↓

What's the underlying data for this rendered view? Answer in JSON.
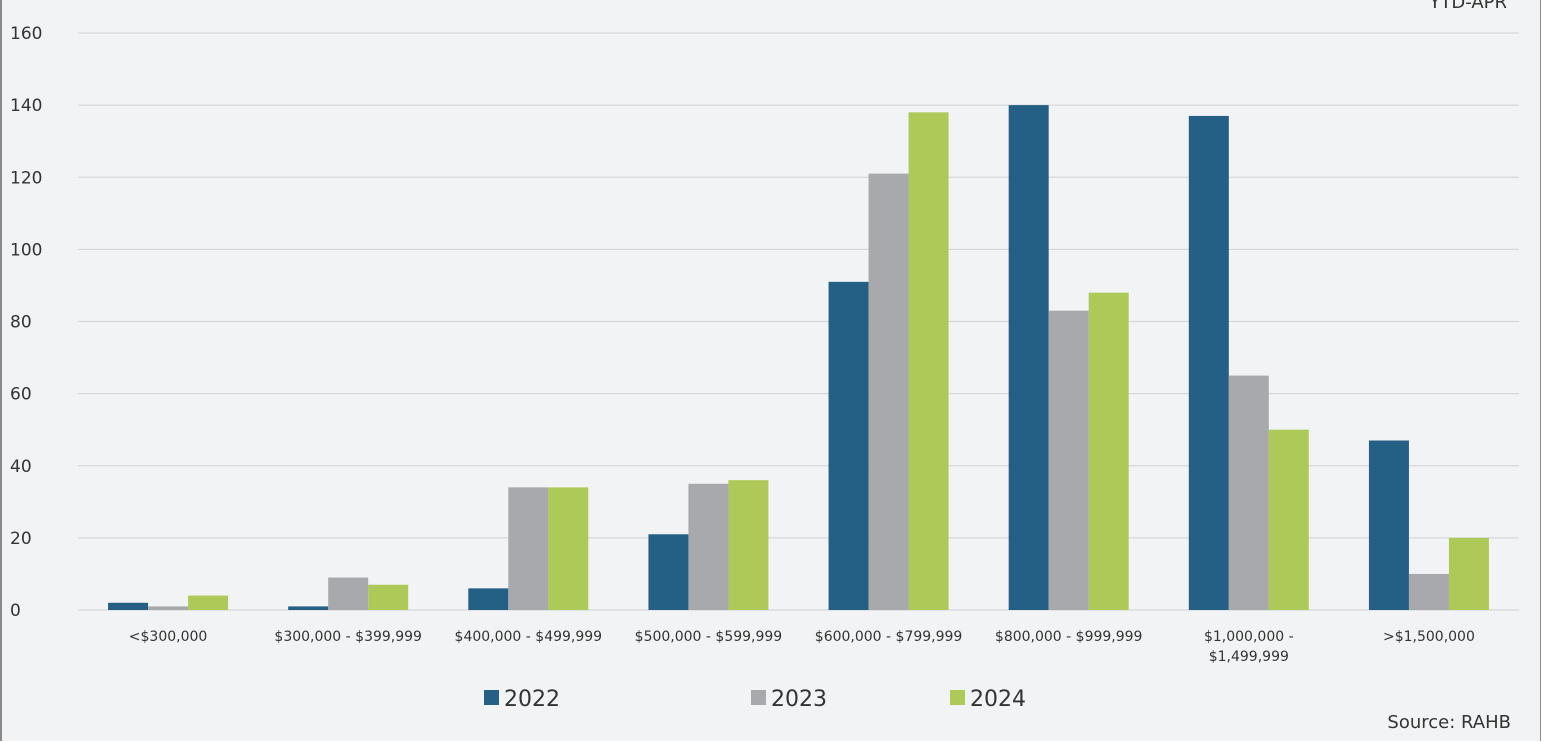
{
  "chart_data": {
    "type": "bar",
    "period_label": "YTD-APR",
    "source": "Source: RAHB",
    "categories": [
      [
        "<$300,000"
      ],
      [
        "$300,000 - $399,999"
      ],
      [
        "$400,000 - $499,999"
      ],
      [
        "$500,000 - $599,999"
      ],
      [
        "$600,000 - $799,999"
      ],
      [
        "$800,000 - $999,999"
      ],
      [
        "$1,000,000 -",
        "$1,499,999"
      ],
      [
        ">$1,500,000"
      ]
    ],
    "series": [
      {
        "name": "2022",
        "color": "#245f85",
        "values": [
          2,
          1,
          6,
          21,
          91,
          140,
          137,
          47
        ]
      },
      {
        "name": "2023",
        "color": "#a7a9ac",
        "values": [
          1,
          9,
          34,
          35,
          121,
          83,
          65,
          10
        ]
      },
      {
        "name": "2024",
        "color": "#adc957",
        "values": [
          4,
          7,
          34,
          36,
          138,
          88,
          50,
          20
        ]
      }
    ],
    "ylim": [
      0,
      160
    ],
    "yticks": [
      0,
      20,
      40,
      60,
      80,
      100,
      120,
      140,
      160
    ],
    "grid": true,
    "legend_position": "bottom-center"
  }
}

↑
↓

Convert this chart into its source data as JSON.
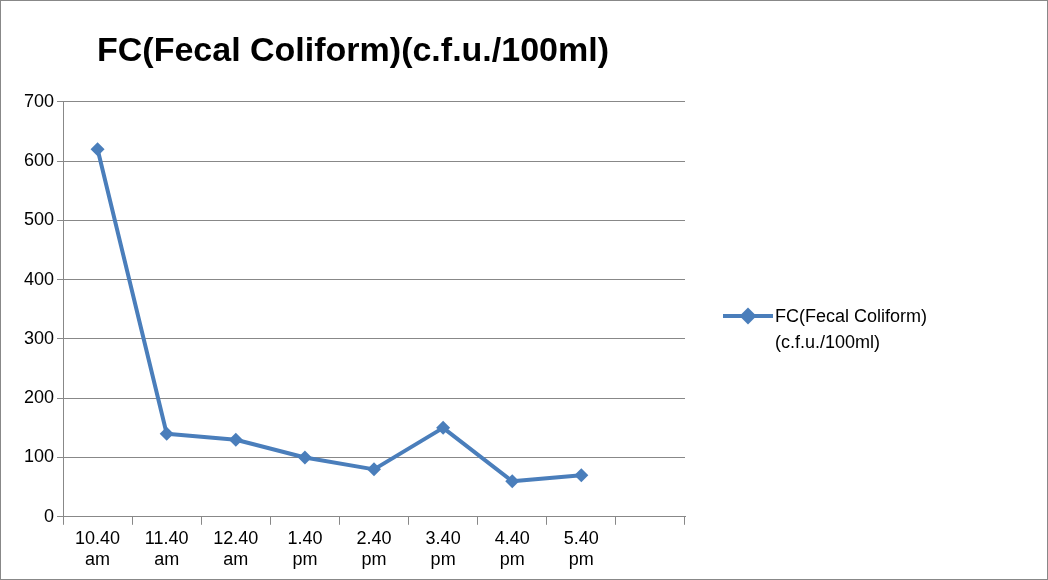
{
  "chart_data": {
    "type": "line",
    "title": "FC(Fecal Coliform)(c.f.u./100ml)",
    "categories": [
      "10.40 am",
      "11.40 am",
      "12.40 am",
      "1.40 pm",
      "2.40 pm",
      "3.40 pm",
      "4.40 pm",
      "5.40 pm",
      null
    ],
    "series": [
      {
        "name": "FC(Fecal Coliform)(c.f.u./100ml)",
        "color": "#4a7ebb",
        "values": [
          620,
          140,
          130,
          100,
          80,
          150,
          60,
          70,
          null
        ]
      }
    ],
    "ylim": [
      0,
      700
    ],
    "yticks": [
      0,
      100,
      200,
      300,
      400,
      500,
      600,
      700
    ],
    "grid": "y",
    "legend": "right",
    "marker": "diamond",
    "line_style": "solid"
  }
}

↑
↓

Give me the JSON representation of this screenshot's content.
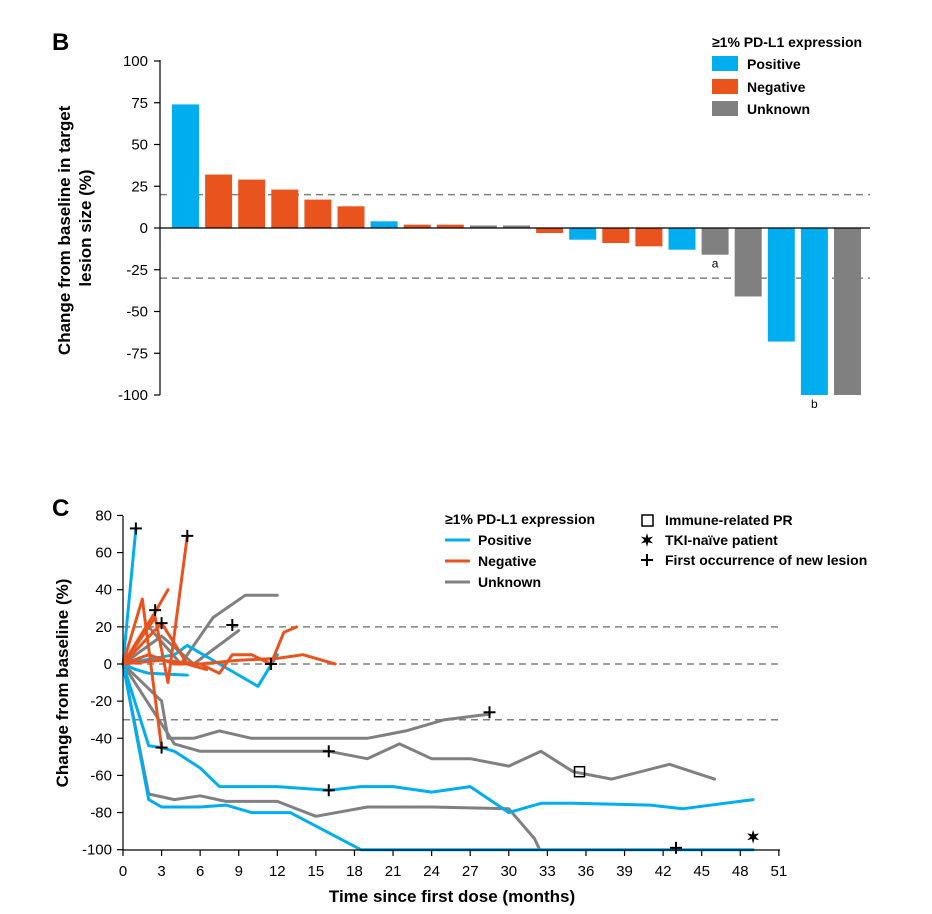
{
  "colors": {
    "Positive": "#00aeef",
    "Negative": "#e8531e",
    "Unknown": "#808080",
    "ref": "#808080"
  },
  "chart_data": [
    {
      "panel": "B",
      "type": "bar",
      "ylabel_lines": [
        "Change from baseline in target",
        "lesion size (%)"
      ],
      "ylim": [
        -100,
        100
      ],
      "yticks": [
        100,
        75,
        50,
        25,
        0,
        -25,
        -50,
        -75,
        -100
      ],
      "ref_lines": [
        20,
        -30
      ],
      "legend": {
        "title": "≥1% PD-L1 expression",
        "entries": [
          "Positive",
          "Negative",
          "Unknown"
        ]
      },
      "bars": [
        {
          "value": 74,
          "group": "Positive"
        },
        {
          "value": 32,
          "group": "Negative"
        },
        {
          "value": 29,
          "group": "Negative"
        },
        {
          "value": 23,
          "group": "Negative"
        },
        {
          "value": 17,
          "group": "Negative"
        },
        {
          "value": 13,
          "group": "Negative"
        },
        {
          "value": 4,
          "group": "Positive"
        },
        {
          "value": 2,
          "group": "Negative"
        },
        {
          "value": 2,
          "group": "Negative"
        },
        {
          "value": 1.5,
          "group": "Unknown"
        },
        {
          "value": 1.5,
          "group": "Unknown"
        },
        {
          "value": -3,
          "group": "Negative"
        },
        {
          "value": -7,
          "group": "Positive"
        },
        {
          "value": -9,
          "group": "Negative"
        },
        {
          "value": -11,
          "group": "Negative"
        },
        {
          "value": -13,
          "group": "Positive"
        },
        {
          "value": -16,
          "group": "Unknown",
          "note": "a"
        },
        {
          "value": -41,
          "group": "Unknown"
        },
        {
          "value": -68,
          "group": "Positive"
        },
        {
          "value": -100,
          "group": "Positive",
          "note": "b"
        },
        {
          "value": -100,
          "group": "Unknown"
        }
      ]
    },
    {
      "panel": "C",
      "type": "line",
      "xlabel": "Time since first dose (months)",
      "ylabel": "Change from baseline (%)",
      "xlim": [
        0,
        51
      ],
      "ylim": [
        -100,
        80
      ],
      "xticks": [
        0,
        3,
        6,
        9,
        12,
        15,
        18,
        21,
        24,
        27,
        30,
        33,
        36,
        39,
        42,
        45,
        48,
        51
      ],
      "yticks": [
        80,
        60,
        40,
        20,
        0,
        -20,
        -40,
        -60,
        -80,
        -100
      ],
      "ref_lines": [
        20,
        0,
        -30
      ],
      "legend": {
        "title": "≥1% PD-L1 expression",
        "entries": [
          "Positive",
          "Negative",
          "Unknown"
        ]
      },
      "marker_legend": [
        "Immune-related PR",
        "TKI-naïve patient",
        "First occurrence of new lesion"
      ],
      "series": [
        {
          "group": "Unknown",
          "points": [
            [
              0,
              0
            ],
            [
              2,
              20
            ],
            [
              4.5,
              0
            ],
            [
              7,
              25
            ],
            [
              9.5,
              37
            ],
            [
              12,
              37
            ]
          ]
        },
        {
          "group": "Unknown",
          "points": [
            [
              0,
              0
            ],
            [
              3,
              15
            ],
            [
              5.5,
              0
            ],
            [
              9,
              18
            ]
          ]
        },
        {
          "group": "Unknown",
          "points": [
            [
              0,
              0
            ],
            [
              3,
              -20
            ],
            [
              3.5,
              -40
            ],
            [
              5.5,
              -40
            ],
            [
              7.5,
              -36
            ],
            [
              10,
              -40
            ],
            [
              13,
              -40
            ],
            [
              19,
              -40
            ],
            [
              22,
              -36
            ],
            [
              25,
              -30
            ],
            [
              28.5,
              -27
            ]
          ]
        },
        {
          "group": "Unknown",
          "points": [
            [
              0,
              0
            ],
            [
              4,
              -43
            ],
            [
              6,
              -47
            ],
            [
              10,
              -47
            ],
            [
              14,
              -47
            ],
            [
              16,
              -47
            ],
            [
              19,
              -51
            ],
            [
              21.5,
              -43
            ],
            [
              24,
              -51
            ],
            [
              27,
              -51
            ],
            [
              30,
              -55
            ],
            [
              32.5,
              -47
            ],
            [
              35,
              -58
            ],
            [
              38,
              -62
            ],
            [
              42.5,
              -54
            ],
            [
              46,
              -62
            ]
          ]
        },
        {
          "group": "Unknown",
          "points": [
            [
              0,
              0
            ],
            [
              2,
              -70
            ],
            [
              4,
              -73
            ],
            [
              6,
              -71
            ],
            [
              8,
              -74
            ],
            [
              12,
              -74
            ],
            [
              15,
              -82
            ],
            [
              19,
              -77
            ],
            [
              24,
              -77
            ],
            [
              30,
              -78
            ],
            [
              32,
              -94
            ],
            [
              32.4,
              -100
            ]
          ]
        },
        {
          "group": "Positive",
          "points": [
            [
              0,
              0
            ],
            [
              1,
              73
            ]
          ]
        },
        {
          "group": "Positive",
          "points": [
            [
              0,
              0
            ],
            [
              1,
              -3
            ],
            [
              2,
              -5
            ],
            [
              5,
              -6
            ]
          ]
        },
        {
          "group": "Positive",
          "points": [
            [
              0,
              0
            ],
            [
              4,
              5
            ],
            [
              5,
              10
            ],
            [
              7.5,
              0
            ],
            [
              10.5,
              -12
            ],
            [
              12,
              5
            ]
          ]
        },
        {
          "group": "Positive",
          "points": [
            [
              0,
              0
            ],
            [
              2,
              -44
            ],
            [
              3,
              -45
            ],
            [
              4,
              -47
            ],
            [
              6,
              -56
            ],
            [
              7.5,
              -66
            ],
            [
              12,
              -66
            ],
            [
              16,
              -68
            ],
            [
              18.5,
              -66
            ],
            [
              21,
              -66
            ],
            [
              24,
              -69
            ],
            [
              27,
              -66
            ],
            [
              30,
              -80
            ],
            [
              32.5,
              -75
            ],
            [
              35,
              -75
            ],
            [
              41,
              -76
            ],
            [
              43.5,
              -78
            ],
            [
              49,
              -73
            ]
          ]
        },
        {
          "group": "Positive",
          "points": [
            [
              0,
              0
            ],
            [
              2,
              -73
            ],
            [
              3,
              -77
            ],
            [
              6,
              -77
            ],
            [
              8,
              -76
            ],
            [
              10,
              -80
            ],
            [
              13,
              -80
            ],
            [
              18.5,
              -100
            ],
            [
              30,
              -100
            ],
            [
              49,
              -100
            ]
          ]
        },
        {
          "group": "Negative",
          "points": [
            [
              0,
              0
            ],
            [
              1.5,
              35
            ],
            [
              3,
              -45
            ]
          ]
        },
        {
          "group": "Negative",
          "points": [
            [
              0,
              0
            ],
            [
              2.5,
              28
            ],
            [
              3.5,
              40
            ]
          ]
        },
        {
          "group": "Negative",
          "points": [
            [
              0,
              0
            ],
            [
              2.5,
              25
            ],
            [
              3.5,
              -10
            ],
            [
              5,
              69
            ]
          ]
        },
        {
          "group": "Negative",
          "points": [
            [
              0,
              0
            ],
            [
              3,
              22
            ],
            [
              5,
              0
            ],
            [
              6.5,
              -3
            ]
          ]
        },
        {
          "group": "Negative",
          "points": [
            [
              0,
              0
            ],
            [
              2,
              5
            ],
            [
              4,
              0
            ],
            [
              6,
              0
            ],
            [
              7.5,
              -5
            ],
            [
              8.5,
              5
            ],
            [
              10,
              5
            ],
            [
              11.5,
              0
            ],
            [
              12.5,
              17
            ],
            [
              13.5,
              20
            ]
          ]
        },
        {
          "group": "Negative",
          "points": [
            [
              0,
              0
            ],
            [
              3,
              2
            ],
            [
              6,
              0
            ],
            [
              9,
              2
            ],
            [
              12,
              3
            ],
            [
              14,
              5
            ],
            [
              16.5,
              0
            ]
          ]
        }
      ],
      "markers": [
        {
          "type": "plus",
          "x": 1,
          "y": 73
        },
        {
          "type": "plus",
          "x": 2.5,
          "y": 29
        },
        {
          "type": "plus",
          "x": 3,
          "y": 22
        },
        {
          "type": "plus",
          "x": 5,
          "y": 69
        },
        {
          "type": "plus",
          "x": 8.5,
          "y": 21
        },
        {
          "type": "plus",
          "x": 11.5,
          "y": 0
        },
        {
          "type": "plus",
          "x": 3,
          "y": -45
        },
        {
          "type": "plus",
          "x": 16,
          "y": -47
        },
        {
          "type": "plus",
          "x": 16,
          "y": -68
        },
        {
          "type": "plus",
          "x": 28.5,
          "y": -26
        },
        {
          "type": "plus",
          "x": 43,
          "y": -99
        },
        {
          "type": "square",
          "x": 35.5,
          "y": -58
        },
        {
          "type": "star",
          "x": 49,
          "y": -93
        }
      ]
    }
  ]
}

↑

_Short problem_:
Provide the number of lines in the entries that include "Coliform", and no other text.

_Expected answer_:
2